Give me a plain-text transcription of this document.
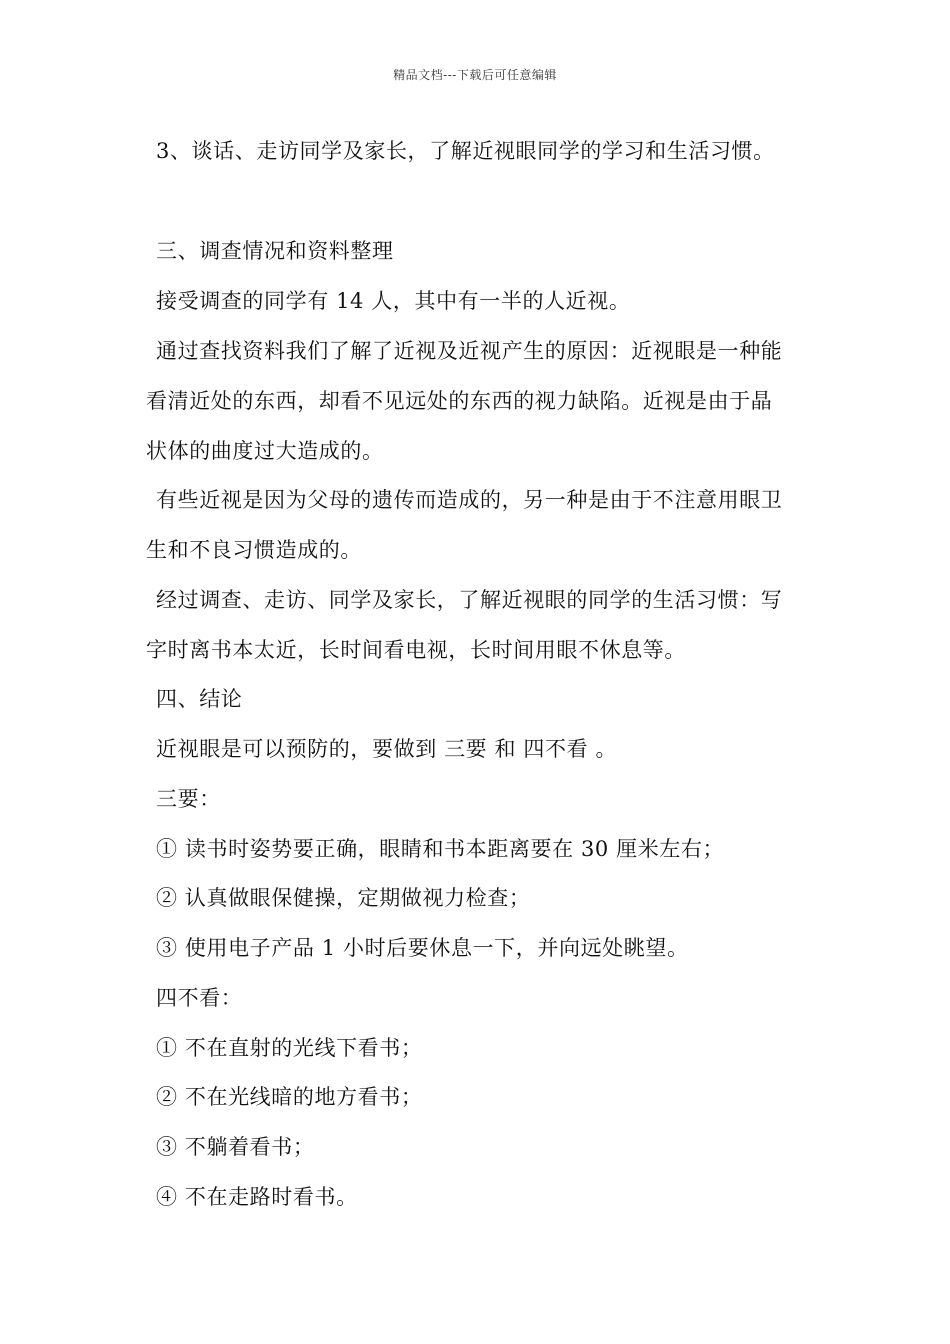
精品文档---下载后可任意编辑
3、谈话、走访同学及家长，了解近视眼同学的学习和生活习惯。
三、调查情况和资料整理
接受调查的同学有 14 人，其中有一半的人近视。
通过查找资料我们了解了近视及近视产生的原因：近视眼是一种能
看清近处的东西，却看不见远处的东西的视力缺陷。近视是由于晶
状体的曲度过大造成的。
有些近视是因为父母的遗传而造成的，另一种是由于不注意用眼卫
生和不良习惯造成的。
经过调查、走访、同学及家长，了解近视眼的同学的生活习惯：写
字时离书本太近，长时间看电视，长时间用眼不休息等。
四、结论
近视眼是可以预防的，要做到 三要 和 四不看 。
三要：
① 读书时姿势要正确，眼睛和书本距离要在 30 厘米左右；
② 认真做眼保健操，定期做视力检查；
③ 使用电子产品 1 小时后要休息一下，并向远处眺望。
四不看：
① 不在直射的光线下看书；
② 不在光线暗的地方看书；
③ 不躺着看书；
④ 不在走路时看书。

> **Task brief**: Copy the material exactly. Do not include the pictures.

> **Task response**:
Give me a plain-text transcription of this document.
精品文档---下载后可任意编辑
3、谈话、走访同学及家长，了解近视眼同学的学习和生活习惯。
三、调查情况和资料整理
接受调查的同学有 14 人，其中有一半的人近视。
通过查找资料我们了解了近视及近视产生的原因：近视眼是一种能
看清近处的东西，却看不见远处的东西的视力缺陷。近视是由于晶
状体的曲度过大造成的。
有些近视是因为父母的遗传而造成的，另一种是由于不注意用眼卫
生和不良习惯造成的。
经过调查、走访、同学及家长，了解近视眼的同学的生活习惯：写
字时离书本太近，长时间看电视，长时间用眼不休息等。
四、结论
近视眼是可以预防的，要做到 三要 和 四不看 。
三要：
① 读书时姿势要正确，眼睛和书本距离要在 30 厘米左右；
② 认真做眼保健操，定期做视力检查；
③ 使用电子产品 1 小时后要休息一下，并向远处眺望。
四不看：
① 不在直射的光线下看书；
② 不在光线暗的地方看书；
③ 不躺着看书；
④ 不在走路时看书。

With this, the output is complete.